## Exercise instructions
Scan the listing below and copy every line holding "ÍNDICE".

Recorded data
● ● ● ●

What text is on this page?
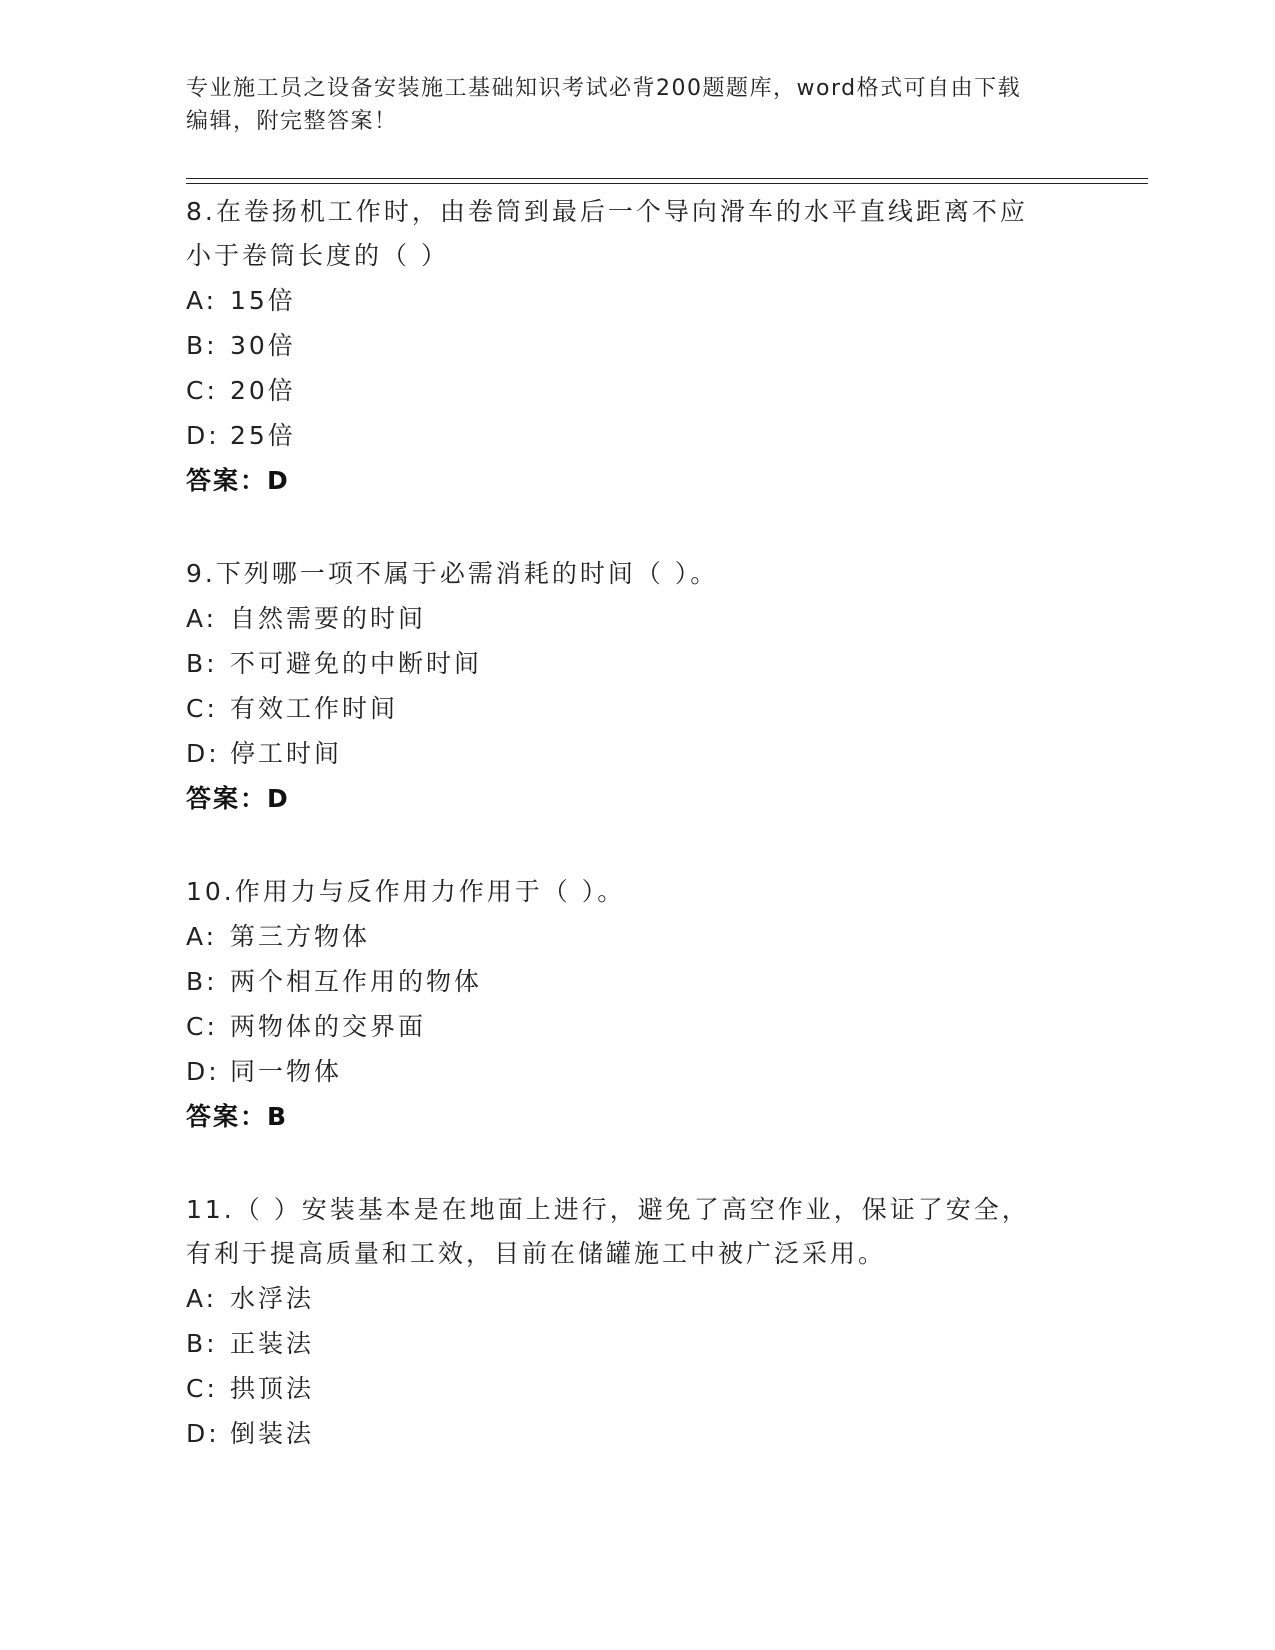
专业施工员之设备安装施工基础知识考试必背200题题库，word格式可自由下载
编辑，附完整答案！
8.在卷扬机工作时，由卷筒到最后一个导向滑车的水平直线距离不应
小于卷筒长度的（ ）
A: 15倍
B: 30倍
C: 20倍
D: 25倍
答案：D
9.下列哪一项不属于必需消耗的时间（ ）。
A: 自然需要的时间
B: 不可避免的中断时间
C: 有效工作时间
D: 停工时间
答案：D
10.作用力与反作用力作用于（ ）。
A: 第三方物体
B: 两个相互作用的物体
C: 两物体的交界面
D: 同一物体
答案：B
11.（ ）安装基本是在地面上进行，避免了高空作业，保证了安全，
有利于提高质量和工效，目前在储罐施工中被广泛采用。
A: 水浮法
B: 正装法
C: 拱顶法
D: 倒装法
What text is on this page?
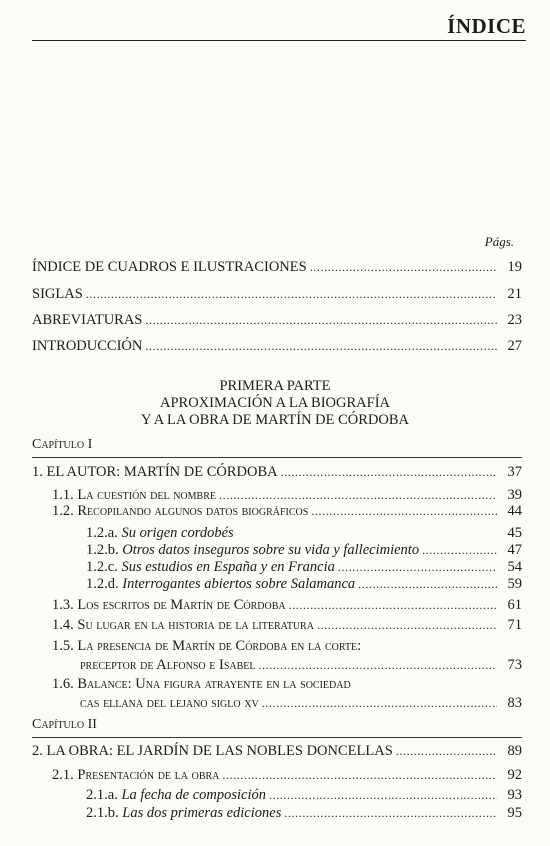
ÍNDICE
Págs.
ÍNDICE DE CUADROS E ILUSTRACIONES .....	19
SIGLAS .....	21
ABREVIATURAS .....	23
INTRODUCCIÓN .....	27
PRIMERA PARTE
APROXIMACIÓN A LA BIOGRAFÍA
Y A LA OBRA DE MARTÍN DE CÓRDOBA
Capítulo I
1. EL AUTOR: MARTÍN DE CÓRDOBA .....	37
1.1. La cuestión del nombre .....	39
1.2. Recopilando algunos datos biográficos .....	44
1.2.a. Su origen cordobés	45
1.2.b. Otros datos inseguros sobre su vida y fallecimiento .....	47
1.2.c. Sus estudios en España y en Francia .....	54
1.2.d. Interrogantes abiertos sobre Salamanca .....	59
1.3. Los escritos de Martín de Córdoba .....	61
1.4. Su lugar en la historia de la literatura .....	71
1.5.
La presencia de Martín de Córdoba en la corte:
preceptor de Alfonso e Isabel .....	73
1.6.
Balance: Una figura atrayente en la sociedad
cas ellana del lejano siglo xv .....	83
Capítulo II
2. LA OBRA: EL JARDÍN DE LAS NOBLES DONCELLAS .....	89
2.1. Presentación de la obra .....	92
2.1.a. La fecha de composición .....	93
2.1.b. Las dos primeras ediciones .....	95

● ● ● ●

## Exercise solution
ÍNDICE
ÍNDICE DE CUADROS E ILUSTRACIONES .....	19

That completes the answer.